Within the material below, find each line bearing the word "Reserve" and present it.

◇ ◇ ◇

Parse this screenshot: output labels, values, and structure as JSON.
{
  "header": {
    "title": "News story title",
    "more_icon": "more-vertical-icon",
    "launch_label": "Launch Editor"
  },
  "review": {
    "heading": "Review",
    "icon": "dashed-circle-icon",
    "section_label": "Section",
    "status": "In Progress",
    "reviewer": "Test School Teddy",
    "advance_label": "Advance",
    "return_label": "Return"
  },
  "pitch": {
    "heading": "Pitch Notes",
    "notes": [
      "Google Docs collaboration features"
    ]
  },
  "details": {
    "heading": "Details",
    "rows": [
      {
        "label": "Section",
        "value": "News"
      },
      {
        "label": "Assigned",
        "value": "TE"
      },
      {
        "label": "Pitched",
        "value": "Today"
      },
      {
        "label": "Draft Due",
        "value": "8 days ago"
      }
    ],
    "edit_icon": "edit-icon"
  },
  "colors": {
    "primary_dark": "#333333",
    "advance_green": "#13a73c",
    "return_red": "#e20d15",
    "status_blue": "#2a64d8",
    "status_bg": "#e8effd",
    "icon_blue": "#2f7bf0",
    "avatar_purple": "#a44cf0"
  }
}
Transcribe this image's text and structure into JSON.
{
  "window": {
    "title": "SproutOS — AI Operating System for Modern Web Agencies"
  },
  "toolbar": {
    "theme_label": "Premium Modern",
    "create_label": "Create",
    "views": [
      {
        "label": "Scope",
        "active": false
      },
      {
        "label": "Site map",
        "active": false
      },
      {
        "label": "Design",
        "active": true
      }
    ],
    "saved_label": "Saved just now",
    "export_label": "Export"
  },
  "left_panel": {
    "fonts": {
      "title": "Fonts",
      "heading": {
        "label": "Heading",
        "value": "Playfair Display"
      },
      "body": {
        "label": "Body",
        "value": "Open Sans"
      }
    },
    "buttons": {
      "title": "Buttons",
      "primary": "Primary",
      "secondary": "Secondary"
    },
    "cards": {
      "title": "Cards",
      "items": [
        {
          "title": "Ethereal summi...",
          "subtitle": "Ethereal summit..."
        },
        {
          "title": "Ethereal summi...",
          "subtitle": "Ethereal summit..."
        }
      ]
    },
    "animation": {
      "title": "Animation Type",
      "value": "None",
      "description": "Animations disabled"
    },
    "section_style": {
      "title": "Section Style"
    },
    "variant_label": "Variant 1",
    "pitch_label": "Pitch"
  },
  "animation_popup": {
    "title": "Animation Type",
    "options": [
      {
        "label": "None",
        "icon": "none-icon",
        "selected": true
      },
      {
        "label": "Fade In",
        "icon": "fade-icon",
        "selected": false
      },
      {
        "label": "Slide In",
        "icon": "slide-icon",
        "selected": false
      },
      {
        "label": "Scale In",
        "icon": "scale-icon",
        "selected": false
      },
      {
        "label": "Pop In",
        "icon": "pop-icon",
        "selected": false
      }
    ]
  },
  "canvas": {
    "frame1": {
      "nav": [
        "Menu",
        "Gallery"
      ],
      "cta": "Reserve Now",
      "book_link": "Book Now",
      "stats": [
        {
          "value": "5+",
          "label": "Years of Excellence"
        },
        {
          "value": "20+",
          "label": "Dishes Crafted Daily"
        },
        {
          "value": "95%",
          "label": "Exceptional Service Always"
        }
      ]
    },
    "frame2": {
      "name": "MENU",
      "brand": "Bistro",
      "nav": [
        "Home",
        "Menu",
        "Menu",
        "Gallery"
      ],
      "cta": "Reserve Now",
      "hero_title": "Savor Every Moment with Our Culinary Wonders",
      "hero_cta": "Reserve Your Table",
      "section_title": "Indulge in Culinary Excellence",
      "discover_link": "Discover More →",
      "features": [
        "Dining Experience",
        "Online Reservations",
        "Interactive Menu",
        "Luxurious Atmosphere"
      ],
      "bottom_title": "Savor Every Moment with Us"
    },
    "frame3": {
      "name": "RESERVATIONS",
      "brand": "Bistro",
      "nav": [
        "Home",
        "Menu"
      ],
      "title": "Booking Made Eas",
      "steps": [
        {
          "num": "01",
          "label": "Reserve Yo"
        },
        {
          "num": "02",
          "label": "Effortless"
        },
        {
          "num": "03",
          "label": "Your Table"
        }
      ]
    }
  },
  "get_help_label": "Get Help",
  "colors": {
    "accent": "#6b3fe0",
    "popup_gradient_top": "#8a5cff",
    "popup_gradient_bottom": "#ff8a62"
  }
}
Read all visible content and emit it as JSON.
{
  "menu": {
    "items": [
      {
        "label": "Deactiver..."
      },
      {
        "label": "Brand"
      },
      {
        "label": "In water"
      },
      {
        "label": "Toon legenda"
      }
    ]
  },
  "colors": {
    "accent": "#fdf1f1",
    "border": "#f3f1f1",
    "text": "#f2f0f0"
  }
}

◇ ◇ ◇

• SOLUTION TO THIS PROBLEM
      "cta": "Reserve Now",
      "cta": "Reserve Now",
      "hero_cta": "Reserve Your Table",
          "label": "Reserve Yo"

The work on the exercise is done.